> **CONSIGNA 1**:
Traduce al inglés esta oración del texto sobre la cooperación transregional: "Hay comunidades intelectuales activas y dinámicas en otros lugares, desde México hasta Sudáfrica."
> **CONSIGNA 2**:
En el texto sobre la cooperación transregional, ¿qué exigen los sistemas de evaluación en muchos países centrales?

> **TEXTO A LEER**:
·····
Hacia una mirada transregional

¿Existen modelos alternativos de cooperación? ¿Hay maneras de abordar el avance cooperativo del conocimiento en un marco de mayor igualdad?

Es posible que el momento histórico actual sea propicio para dar este paso. Los cambios geopolíticos recientes confrontan al mundo con un nuevo escenario: la periferia ha cambiado y varios países antes considerados subdesarrollados o tradicionales están mostrando una nueva cara. La China, la India y el Brasil, para nombrar solo tres países clave, pudieron afianzar sus comunidades científicas con modelos que no necesariamente siguen la distinción centro-periferia. Hay comunidades intelectuales activas y dinámicas en otros lugares, desde México hasta Sudáfrica. Al mismo tiempo, hay posibilidades técnicas y políticas que facilitan la creación de redes descentralizadas, con nuevas maneras de establecer contactos e intercambios. Además, en muchos países centrales la política universitaria y científica actual empuja hacia la internacionalización, pues entre otras cosas los sistemas de evaluación requieren mostrar colaboraciones internacionales. ¿Qué implica esto en términos de flujos, de diálogos y de cooperación?
·····
> **DATOS APORTADOS**:
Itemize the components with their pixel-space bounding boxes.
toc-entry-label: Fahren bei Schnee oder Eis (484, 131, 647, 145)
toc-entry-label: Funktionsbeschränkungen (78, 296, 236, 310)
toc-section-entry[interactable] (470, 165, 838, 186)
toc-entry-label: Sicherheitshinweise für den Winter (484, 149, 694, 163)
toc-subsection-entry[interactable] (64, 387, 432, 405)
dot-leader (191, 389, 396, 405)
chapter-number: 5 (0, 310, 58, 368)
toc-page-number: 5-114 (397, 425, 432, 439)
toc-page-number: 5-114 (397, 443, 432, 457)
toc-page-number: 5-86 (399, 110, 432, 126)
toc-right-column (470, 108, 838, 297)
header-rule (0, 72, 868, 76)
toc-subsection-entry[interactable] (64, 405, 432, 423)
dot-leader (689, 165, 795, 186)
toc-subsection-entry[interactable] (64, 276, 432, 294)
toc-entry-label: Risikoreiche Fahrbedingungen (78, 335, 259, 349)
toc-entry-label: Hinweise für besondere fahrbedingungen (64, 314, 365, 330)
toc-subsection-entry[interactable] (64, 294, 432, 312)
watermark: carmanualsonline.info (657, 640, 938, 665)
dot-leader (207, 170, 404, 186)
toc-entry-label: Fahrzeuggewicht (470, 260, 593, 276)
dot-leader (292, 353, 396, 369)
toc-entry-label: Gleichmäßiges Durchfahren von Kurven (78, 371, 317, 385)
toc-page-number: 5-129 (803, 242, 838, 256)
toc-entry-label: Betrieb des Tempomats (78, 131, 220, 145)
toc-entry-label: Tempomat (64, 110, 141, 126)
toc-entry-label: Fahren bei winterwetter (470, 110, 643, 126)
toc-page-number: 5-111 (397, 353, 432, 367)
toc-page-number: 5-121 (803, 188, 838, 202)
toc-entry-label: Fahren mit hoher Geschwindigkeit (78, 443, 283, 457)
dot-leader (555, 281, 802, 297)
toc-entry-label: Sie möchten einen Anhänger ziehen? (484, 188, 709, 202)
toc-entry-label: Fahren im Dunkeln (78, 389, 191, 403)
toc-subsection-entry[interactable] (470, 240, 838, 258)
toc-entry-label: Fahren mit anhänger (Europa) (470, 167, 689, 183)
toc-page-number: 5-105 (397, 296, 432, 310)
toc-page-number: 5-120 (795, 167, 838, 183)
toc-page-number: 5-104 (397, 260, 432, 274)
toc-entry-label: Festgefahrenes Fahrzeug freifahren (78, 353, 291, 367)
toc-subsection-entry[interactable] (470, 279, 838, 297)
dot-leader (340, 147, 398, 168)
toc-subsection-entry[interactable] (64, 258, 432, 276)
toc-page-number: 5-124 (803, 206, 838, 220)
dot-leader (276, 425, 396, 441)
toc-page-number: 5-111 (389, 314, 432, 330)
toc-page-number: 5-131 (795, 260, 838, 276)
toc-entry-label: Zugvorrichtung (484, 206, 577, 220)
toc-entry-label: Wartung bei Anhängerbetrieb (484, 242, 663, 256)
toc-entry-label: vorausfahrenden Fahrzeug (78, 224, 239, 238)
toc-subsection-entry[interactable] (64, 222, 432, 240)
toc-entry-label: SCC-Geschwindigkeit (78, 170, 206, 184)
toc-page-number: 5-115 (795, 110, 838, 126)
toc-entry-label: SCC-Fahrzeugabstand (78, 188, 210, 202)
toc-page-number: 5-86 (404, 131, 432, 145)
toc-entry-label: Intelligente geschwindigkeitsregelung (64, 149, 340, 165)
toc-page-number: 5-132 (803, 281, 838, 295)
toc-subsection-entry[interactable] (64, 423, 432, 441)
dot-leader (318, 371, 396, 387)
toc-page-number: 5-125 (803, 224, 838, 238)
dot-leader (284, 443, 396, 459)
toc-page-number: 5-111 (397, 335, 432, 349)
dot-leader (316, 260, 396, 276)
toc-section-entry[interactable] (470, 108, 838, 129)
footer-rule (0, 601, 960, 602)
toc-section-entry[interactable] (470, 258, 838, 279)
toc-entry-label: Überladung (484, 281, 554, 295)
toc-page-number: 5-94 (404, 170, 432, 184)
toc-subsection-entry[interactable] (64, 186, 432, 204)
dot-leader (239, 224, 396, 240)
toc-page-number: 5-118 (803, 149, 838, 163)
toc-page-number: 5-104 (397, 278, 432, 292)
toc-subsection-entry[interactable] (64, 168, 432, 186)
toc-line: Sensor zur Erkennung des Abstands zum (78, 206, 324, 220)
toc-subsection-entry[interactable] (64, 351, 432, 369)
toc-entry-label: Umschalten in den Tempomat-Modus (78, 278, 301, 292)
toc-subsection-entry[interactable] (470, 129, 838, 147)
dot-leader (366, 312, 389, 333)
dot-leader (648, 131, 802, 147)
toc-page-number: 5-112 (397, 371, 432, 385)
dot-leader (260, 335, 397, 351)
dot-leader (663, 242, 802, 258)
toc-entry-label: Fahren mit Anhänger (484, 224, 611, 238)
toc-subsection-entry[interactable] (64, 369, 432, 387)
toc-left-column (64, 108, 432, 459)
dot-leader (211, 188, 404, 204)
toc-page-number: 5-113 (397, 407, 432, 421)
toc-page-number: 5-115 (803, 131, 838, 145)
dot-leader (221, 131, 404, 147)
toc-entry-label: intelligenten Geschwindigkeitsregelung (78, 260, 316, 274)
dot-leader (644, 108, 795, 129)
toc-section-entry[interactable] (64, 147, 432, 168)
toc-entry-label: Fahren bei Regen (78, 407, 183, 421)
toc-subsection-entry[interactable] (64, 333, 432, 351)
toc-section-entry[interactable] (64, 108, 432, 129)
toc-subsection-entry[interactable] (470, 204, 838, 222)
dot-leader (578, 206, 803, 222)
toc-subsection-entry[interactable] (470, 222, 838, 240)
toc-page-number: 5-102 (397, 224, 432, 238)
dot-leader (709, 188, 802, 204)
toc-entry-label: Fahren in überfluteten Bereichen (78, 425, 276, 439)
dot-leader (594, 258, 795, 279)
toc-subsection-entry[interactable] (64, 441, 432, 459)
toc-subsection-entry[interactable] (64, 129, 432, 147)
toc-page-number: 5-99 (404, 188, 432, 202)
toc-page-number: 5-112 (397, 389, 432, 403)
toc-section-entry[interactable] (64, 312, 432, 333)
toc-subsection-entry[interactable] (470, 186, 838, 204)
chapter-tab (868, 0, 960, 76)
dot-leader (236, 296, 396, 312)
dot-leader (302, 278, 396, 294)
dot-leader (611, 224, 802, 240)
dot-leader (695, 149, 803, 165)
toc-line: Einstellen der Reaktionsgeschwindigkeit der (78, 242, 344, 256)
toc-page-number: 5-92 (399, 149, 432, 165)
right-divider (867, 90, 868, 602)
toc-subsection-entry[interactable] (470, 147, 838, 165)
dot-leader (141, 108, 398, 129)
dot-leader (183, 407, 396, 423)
·····
> **RESULTADO 1**:
There are active and dynamic intellectual communities in other places, from Mexico to South Africa.

> **RESULTADO 2**:
Exigen mostrar colaboraciones internacionales.